===== Material for this task

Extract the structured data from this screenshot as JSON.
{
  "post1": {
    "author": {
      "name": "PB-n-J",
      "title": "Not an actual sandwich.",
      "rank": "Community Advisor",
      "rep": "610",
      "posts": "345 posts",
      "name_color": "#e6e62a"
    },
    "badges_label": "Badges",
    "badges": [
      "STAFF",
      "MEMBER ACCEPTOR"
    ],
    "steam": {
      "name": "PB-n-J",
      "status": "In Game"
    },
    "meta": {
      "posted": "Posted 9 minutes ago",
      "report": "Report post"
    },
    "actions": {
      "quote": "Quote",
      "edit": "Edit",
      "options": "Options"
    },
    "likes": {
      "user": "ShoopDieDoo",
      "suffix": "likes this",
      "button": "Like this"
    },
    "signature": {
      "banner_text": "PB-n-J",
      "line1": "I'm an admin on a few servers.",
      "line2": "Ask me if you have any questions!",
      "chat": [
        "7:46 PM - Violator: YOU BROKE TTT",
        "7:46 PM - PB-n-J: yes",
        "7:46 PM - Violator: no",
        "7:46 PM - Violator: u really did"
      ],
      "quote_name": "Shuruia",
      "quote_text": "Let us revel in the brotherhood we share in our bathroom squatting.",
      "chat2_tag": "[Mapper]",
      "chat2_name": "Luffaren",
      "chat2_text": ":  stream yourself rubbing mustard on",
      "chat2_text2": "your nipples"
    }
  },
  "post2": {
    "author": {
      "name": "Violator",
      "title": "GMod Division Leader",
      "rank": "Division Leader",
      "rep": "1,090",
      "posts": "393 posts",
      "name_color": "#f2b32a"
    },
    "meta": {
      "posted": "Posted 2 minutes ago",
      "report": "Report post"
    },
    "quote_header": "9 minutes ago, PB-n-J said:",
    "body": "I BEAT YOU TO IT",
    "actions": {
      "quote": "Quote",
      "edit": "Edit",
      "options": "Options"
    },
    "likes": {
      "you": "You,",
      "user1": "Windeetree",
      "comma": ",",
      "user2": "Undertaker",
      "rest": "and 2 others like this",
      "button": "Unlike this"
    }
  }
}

==========

**What to produce:** Reproduce the listing above word for word.

**The answer:**
Extract the structured data from this screenshot as JSON.
{
  "post1": {
    "author": {
      "name": "PB-n-J",
      "title": "Not an actual sandwich.",
      "rank": "Community Advisor",
      "rep": "610",
      "posts": "345 posts",
      "name_color": "#e6e62a"
    },
    "badges_label": "Badges",
    "badges": [
      "STAFF",
      "MEMBER ACCEPTOR"
    ],
    "steam": {
      "name": "PB-n-J",
      "status": "In Game"
    },
    "meta": {
      "posted": "Posted 9 minutes ago",
      "report": "Report post"
    },
    "actions": {
      "quote": "Quote",
      "edit": "Edit",
      "options": "Options"
    },
    "likes": {
      "user": "ShoopDieDoo",
      "suffix": "likes this",
      "button": "Like this"
    },
    "signature": {
      "banner_text": "PB-n-J",
      "line1": "I'm an admin on a few servers.",
      "line2": "Ask me if you have any questions!",
      "chat": [
        "7:46 PM - Violator: YOU BROKE TTT",
        "7:46 PM - PB-n-J: yes",
        "7:46 PM - Violator: no",
        "7:46 PM - Violator: u really did"
      ],
      "quote_name": "Shuruia",
      "quote_text": "Let us revel in the brotherhood we share in our bathroom squatting.",
      "chat2_tag": "[Mapper]",
      "chat2_name": "Luffaren",
      "chat2_text": ":  stream yourself rubbing mustard on",
      "chat2_text2": "your nipples"
    }
  },
  "post2": {
    "author": {
      "name": "Violator",
      "title": "GMod Division Leader",
      "rank": "Division Leader",
      "rep": "1,090",
      "posts": "393 posts",
      "name_color": "#f2b32a"
    },
    "meta": {
      "posted": "Posted 2 minutes ago",
      "report": "Report post"
    },
    "quote_header": "9 minutes ago, PB-n-J said:",
    "body": "I BEAT YOU TO IT",
    "actions": {
      "quote": "Quote",
      "edit": "Edit",
      "options": "Options"
    },
    "likes": {
      "you": "You,",
      "user1": "Windeetree",
      "comma": ",",
      "user2": "Undertaker",
      "rest": "and 2 others like this",
      "button": "Unlike this"
    }
  }
}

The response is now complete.